Begin Input data

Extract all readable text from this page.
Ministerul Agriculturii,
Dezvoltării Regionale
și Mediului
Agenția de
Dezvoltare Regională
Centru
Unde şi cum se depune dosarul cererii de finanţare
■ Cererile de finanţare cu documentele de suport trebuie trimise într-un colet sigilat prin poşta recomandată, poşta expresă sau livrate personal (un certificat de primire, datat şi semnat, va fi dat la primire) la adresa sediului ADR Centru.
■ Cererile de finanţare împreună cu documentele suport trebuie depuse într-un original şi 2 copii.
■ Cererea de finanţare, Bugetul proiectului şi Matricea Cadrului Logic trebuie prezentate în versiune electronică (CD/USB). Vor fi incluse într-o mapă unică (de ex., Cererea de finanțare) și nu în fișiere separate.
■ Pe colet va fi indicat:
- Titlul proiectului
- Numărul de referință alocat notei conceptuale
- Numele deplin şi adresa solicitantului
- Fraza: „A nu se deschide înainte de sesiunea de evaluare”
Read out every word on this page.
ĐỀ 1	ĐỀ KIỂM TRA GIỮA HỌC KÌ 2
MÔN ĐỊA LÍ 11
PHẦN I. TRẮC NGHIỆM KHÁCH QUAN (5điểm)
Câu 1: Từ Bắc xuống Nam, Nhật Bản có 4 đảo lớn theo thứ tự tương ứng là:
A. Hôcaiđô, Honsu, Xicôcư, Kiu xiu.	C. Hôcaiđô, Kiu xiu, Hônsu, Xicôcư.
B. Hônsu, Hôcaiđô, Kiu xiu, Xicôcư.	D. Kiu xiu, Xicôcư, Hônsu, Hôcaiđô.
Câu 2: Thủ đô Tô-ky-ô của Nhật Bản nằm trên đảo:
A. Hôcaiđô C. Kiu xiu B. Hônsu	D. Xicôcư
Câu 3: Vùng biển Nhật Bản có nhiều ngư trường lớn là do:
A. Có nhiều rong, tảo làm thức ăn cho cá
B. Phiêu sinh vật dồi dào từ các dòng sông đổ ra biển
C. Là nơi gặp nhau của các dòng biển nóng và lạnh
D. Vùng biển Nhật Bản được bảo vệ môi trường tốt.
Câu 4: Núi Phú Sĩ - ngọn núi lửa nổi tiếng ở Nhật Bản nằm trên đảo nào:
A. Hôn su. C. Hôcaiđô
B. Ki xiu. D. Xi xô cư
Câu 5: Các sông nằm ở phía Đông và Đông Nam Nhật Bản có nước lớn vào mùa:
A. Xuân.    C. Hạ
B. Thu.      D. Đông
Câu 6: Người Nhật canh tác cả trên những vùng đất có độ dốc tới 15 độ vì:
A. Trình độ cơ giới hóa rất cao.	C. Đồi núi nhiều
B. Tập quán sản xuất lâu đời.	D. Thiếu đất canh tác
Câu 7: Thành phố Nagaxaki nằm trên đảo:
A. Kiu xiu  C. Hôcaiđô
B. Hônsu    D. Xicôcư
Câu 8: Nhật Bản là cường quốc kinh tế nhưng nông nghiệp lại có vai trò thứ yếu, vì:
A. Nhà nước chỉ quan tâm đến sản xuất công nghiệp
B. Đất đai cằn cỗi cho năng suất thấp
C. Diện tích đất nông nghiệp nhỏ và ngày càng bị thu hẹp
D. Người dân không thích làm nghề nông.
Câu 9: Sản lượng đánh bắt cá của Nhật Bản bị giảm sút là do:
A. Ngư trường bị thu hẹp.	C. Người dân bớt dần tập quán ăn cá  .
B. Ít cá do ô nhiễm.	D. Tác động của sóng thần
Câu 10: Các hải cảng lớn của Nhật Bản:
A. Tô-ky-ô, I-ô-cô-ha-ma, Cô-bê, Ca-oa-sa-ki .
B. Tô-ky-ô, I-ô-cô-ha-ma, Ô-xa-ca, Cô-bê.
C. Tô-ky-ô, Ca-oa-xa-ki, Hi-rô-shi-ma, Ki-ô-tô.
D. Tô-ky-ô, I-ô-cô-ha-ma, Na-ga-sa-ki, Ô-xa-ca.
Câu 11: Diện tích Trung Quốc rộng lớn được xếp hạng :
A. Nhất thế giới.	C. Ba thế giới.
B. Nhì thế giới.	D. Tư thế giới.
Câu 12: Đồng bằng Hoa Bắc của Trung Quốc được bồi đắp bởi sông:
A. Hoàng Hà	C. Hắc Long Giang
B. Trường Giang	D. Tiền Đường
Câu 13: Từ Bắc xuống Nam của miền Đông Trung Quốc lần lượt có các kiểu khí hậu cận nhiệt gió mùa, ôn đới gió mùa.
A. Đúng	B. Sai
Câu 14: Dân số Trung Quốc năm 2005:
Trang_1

End Input data

Exercise objective
Go through the material above and count the lines that contain "suport"; give that number alone.

Complete output
2